- [YOUR GOAL]: Transcribe the listing word for word.

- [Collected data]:
------------------------------

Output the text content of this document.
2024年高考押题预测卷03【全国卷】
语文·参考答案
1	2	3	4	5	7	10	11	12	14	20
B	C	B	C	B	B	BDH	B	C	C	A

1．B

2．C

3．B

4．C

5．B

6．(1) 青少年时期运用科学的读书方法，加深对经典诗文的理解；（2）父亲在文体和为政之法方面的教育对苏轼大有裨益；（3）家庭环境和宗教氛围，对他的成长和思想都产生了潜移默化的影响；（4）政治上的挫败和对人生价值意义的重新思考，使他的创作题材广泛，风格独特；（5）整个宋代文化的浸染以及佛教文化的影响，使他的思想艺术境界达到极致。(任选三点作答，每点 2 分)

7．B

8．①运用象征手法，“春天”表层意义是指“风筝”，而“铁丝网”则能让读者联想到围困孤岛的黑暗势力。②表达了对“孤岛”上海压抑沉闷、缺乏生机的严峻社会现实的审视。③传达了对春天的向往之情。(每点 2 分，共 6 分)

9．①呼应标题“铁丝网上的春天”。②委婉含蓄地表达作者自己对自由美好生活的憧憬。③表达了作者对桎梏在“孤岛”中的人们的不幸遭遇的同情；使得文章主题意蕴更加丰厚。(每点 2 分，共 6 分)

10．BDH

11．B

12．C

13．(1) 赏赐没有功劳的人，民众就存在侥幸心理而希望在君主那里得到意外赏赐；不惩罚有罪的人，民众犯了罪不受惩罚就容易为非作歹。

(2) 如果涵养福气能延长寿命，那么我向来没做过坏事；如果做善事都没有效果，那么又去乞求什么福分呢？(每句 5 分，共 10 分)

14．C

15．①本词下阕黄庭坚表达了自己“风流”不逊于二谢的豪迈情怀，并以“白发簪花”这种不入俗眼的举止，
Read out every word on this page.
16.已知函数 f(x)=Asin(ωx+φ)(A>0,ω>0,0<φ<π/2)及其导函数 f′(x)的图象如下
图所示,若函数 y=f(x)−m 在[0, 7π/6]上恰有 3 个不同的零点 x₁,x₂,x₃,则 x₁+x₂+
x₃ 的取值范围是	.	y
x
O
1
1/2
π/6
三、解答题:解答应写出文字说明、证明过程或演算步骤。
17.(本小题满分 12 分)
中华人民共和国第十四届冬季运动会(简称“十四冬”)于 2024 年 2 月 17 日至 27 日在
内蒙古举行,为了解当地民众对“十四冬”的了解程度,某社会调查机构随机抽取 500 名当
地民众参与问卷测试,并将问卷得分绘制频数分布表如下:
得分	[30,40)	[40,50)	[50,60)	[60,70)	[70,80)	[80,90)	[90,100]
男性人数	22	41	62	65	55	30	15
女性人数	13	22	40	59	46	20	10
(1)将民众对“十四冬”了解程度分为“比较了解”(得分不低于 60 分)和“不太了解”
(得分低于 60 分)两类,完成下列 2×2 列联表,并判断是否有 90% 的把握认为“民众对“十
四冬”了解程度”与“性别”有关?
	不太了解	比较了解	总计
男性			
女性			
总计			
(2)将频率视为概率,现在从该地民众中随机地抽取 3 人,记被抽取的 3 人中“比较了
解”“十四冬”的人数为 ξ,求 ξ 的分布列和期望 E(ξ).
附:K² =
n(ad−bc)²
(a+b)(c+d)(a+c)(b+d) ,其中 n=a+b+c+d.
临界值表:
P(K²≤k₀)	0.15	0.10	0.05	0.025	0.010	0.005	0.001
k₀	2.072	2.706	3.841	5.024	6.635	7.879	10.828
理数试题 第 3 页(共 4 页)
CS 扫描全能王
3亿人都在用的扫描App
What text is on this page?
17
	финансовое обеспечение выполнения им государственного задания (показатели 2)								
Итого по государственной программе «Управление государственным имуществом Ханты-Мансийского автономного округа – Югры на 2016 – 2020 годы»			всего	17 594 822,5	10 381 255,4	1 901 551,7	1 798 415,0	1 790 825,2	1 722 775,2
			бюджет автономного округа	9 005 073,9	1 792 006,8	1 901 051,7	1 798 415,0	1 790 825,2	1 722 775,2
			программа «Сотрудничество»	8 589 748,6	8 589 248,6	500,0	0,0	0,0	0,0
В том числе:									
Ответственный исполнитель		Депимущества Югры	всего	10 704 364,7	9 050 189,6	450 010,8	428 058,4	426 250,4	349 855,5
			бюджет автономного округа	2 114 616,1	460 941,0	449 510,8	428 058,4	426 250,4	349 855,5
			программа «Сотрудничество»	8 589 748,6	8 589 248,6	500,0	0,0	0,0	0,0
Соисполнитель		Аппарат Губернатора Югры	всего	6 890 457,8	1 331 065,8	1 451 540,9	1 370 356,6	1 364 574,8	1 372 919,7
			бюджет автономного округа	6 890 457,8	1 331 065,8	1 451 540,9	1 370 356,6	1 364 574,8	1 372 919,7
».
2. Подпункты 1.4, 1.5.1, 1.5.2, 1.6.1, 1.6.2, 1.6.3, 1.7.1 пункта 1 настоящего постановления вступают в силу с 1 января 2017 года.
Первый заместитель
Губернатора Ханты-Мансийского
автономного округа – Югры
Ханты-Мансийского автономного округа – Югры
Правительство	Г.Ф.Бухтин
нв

------------------------------

- [CORRECT ANSWER]:
Output the text content of this document.
2024年高考押题预测卷03【全国卷】
语文·参考答案
1	2	3	4	5	7	10	11	12	14	20
B	C	B	C	B	B	BDH	B	C	C	A

1．B

2．C

3．B

4．C

5．B

6．(1) 青少年时期运用科学的读书方法，加深对经典诗文的理解；（2）父亲在文体和为政之法方面的教育对苏轼大有裨益；（3）家庭环境和宗教氛围，对他的成长和思想都产生了潜移默化的影响；（4）政治上的挫败和对人生价值意义的重新思考，使他的创作题材广泛，风格独特；（5）整个宋代文化的浸染以及佛教文化的影响，使他的思想艺术境界达到极致。(任选三点作答，每点 2 分)

7．B

8．①运用象征手法，“春天”表层意义是指“风筝”，而“铁丝网”则能让读者联想到围困孤岛的黑暗势力。②表达了对“孤岛”上海压抑沉闷、缺乏生机的严峻社会现实的审视。③传达了对春天的向往之情。(每点 2 分，共 6 分)

9．①呼应标题“铁丝网上的春天”。②委婉含蓄地表达作者自己对自由美好生活的憧憬。③表达了作者对桎梏在“孤岛”中的人们的不幸遭遇的同情；使得文章主题意蕴更加丰厚。(每点 2 分，共 6 分)

10．BDH

11．B

12．C

13．(1) 赏赐没有功劳的人，民众就存在侥幸心理而希望在君主那里得到意外赏赐；不惩罚有罪的人，民众犯了罪不受惩罚就容易为非作歹。

(2) 如果涵养福气能延长寿命，那么我向来没做过坏事；如果做善事都没有效果，那么又去乞求什么福分呢？(每句 5 分，共 10 分)

14．C

15．①本词下阕黄庭坚表达了自己“风流”不逊于二谢的豪迈情怀，并以“白发簪花”这种不入俗眼的举止，
Read out every word on this page.
16.已知函数 f(x)=Asin(ωx+φ)(A>0,ω>0,0<φ<π/2)及其导函数 f′(x)的图象如下
图所示,若函数 y=f(x)−m 在[0, 7π/6]上恰有 3 个不同的零点 x₁,x₂,x₃,则 x₁+x₂+
x₃ 的取值范围是	.	y
x
O
1
1/2
π/6
三、解答题:解答应写出文字说明、证明过程或演算步骤。
17.(本小题满分 12 分)
中华人民共和国第十四届冬季运动会(简称“十四冬”)于 2024 年 2 月 17 日至 27 日在
内蒙古举行,为了解当地民众对“十四冬”的了解程度,某社会调查机构随机抽取 500 名当
地民众参与问卷测试,并将问卷得分绘制频数分布表如下:
得分	[30,40)	[40,50)	[50,60)	[60,70)	[70,80)	[80,90)	[90,100]
男性人数	22	41	62	65	55	30	15
女性人数	13	22	40	59	46	20	10
(1)将民众对“十四冬”了解程度分为“比较了解”(得分不低于 60 分)和“不太了解”
(得分低于 60 分)两类,完成下列 2×2 列联表,并判断是否有 90% 的把握认为“民众对“十
四冬”了解程度”与“性别”有关?
	不太了解	比较了解	总计
男性			
女性			
总计			
(2)将频率视为概率,现在从该地民众中随机地抽取 3 人,记被抽取的 3 人中“比较了
解”“十四冬”的人数为 ξ,求 ξ 的分布列和期望 E(ξ).
附:K² =
n(ad−bc)²
(a+b)(c+d)(a+c)(b+d) ,其中 n=a+b+c+d.
临界值表:
P(K²≤k₀)	0.15	0.10	0.05	0.025	0.010	0.005	0.001
k₀	2.072	2.706	3.841	5.024	6.635	7.879	10.828
理数试题 第 3 页(共 4 页)
CS 扫描全能王
3亿人都在用的扫描App
What text is on this page?
17
	финансовое обеспечение выполнения им государственного задания (показатели 2)								
Итого по государственной программе «Управление государственным имуществом Ханты-Мансийского автономного округа – Югры на 2016 – 2020 годы»			всего	17 594 822,5	10 381 255,4	1 901 551,7	1 798 415,0	1 790 825,2	1 722 775,2
			бюджет автономного округа	9 005 073,9	1 792 006,8	1 901 051,7	1 798 415,0	1 790 825,2	1 722 775,2
			программа «Сотрудничество»	8 589 748,6	8 589 248,6	500,0	0,0	0,0	0,0
В том числе:									
Ответственный исполнитель		Депимущества Югры	всего	10 704 364,7	9 050 189,6	450 010,8	428 058,4	426 250,4	349 855,5
			бюджет автономного округа	2 114 616,1	460 941,0	449 510,8	428 058,4	426 250,4	349 855,5
			программа «Сотрудничество»	8 589 748,6	8 589 248,6	500,0	0,0	0,0	0,0
Соисполнитель		Аппарат Губернатора Югры	всего	6 890 457,8	1 331 065,8	1 451 540,9	1 370 356,6	1 364 574,8	1 372 919,7
			бюджет автономного округа	6 890 457,8	1 331 065,8	1 451 540,9	1 370 356,6	1 364 574,8	1 372 919,7
».
2. Подпункты 1.4, 1.5.1, 1.5.2, 1.6.1, 1.6.2, 1.6.3, 1.7.1 пункта 1 настоящего постановления вступают в силу с 1 января 2017 года.
Первый заместитель
Губернатора Ханты-Мансийского
автономного округа – Югры
Ханты-Мансийского автономного округа – Югры
Правительство	Г.Ф.Бухтин
нв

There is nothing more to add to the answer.